Task prompt:
Go through the entries below and pick out every line with "neoplasm".

**** Data records

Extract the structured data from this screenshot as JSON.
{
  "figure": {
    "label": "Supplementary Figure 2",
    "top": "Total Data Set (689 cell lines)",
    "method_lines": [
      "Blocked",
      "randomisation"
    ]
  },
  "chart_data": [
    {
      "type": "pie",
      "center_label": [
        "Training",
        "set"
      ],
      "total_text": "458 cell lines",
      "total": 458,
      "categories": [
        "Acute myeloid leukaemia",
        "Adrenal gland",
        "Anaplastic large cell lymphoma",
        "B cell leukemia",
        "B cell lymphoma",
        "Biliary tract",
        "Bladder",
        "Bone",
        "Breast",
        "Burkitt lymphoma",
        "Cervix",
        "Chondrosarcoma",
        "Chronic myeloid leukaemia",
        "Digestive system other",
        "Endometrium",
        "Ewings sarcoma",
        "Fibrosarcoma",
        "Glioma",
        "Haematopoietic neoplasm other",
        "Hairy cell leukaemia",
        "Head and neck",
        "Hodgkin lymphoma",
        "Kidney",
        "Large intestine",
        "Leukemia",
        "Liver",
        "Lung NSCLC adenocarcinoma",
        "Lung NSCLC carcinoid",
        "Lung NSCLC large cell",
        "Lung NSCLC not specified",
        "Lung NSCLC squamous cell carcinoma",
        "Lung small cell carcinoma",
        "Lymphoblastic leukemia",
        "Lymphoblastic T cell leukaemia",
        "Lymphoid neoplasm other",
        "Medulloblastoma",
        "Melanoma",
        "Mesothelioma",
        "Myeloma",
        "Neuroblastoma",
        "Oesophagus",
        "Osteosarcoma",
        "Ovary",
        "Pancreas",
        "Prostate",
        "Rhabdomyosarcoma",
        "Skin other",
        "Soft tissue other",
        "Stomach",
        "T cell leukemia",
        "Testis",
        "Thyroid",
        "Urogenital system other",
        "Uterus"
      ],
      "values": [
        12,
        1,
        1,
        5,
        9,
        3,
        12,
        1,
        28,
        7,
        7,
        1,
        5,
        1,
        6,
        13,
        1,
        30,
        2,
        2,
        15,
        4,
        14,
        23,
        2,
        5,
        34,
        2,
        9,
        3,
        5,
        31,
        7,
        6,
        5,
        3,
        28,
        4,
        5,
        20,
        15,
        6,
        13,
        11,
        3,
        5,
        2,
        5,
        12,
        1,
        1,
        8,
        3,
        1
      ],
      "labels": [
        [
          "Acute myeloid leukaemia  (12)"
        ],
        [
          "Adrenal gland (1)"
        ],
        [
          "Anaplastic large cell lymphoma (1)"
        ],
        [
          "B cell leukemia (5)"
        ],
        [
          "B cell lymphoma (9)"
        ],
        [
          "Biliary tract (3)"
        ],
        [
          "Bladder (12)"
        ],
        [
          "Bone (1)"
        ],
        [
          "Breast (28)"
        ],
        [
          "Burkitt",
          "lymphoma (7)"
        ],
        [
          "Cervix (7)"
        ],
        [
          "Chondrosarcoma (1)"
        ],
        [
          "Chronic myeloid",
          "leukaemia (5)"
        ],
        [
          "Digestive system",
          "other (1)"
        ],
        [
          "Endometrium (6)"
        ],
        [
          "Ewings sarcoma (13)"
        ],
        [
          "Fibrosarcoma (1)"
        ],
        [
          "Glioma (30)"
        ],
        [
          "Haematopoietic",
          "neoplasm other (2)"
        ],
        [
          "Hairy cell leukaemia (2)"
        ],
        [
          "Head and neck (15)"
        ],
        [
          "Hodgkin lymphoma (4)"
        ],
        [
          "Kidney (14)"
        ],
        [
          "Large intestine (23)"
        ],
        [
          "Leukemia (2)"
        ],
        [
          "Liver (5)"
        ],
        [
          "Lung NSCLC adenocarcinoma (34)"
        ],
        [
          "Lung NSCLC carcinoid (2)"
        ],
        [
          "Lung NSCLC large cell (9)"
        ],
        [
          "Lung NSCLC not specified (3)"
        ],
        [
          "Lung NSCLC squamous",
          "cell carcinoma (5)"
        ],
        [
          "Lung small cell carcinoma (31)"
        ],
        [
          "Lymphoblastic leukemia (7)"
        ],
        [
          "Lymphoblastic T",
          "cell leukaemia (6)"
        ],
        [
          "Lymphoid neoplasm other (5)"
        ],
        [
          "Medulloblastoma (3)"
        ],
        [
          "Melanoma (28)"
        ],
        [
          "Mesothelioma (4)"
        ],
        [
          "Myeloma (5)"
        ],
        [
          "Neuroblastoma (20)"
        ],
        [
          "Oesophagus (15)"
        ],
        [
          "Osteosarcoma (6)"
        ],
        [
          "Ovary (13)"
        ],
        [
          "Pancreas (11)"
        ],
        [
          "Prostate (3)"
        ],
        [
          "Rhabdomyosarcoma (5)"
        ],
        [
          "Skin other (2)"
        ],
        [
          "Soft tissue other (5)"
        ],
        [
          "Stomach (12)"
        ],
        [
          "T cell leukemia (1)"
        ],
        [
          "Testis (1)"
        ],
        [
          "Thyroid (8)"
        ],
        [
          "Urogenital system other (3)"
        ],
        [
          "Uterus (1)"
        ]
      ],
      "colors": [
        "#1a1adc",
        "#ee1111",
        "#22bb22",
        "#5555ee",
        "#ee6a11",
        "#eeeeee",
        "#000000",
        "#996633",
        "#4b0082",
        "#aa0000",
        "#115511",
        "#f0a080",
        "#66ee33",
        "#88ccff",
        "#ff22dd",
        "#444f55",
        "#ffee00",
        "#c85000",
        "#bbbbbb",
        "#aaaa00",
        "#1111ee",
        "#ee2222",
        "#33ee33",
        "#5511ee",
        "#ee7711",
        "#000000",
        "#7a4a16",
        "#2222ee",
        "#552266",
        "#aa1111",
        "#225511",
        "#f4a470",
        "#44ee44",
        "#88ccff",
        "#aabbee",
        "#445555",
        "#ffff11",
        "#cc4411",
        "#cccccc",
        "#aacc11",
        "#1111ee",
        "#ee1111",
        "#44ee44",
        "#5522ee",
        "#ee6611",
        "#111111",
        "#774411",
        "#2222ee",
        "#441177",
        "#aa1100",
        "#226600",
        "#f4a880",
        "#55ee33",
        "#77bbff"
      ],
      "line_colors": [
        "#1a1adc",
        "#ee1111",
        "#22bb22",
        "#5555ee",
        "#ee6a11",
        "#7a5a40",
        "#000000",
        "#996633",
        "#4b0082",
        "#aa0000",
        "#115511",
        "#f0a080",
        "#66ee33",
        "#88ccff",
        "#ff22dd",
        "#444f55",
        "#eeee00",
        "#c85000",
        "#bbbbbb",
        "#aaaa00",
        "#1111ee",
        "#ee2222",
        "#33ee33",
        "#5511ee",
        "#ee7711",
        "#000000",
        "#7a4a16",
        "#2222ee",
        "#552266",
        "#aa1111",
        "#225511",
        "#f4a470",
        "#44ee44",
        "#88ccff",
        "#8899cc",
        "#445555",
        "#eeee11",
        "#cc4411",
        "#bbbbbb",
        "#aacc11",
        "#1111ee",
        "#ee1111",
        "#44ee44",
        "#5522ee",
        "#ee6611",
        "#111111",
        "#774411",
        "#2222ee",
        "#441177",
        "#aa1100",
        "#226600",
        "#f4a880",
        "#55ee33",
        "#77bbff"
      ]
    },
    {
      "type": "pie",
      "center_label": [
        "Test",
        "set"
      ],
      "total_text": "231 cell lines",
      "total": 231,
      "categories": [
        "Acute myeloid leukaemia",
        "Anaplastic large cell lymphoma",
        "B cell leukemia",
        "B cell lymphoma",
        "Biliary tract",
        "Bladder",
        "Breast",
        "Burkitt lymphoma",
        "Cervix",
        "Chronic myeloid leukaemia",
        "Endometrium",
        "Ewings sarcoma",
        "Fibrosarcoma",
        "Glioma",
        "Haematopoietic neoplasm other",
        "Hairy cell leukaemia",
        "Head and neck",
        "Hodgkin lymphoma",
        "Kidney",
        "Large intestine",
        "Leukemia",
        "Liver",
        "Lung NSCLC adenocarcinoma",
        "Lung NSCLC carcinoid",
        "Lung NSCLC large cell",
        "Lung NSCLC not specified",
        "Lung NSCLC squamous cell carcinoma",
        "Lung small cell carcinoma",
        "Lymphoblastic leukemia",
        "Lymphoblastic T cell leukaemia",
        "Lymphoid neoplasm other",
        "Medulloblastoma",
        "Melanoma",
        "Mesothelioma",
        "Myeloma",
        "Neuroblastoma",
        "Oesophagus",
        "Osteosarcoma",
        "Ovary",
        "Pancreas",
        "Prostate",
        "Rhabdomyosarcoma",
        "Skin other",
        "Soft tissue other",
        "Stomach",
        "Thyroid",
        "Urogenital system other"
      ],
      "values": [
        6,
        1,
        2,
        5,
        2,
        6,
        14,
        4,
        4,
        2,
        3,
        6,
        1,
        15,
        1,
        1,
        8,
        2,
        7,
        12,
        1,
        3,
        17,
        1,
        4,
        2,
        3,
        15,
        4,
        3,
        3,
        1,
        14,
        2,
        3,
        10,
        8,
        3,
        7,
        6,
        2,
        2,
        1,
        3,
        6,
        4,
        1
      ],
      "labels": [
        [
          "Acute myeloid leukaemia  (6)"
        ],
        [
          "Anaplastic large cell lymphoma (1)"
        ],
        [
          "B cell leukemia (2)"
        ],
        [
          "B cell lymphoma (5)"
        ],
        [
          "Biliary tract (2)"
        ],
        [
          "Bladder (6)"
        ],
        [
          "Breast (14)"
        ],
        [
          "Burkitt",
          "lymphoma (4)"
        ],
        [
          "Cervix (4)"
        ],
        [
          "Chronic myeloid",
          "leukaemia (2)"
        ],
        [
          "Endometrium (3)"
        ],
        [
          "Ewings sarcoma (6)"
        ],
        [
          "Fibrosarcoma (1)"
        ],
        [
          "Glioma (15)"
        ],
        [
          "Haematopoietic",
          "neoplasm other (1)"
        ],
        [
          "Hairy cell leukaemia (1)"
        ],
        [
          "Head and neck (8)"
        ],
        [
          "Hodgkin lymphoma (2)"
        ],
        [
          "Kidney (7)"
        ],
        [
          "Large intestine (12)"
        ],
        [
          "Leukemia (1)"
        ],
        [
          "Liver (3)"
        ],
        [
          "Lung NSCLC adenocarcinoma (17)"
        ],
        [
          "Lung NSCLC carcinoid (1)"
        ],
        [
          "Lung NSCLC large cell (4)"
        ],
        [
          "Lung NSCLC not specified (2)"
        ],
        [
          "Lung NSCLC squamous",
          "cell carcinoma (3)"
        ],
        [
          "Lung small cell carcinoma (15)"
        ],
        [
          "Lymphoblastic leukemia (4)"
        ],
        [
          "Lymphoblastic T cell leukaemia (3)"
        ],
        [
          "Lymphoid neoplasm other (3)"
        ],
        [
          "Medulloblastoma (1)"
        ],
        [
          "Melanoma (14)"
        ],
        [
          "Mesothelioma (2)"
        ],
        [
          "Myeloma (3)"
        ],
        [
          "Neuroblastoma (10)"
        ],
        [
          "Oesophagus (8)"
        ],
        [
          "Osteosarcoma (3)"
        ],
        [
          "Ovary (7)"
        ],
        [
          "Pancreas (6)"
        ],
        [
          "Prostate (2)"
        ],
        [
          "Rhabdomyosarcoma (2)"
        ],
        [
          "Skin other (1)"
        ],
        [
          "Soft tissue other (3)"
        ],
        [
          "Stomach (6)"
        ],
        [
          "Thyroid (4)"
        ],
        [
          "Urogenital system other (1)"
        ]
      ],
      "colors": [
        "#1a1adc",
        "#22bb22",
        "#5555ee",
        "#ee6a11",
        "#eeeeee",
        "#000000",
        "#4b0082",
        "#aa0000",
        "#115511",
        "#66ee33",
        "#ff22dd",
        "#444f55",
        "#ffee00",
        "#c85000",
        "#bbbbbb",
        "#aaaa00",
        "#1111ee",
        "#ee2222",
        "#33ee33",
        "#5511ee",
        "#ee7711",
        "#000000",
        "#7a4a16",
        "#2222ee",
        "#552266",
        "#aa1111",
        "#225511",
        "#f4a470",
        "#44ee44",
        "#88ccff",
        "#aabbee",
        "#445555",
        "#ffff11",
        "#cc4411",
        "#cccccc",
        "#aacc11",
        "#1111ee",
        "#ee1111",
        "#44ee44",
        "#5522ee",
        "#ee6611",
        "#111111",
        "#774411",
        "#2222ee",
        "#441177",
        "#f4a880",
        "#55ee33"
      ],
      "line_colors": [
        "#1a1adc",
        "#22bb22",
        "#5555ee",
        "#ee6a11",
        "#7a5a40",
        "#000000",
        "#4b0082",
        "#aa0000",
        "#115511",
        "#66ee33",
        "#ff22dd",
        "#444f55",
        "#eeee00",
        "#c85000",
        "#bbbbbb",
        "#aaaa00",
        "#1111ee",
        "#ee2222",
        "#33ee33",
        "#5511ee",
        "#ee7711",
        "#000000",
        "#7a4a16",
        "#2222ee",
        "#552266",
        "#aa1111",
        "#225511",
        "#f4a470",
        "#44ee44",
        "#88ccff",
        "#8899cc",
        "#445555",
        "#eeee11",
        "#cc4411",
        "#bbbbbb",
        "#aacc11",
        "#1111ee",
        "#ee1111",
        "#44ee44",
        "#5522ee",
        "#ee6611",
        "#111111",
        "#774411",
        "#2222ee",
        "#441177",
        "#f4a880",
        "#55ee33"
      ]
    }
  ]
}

********

Exercise output:
        "Haematopoietic neoplasm other",
        "Lymphoid neoplasm other",
          "neoplasm other (2)"
          "Lymphoid neoplasm other (5)"
        "Haematopoietic neoplasm other",
        "Lymphoid neoplasm other",
          "neoplasm other (1)"
          "Lymphoid neoplasm other (3)"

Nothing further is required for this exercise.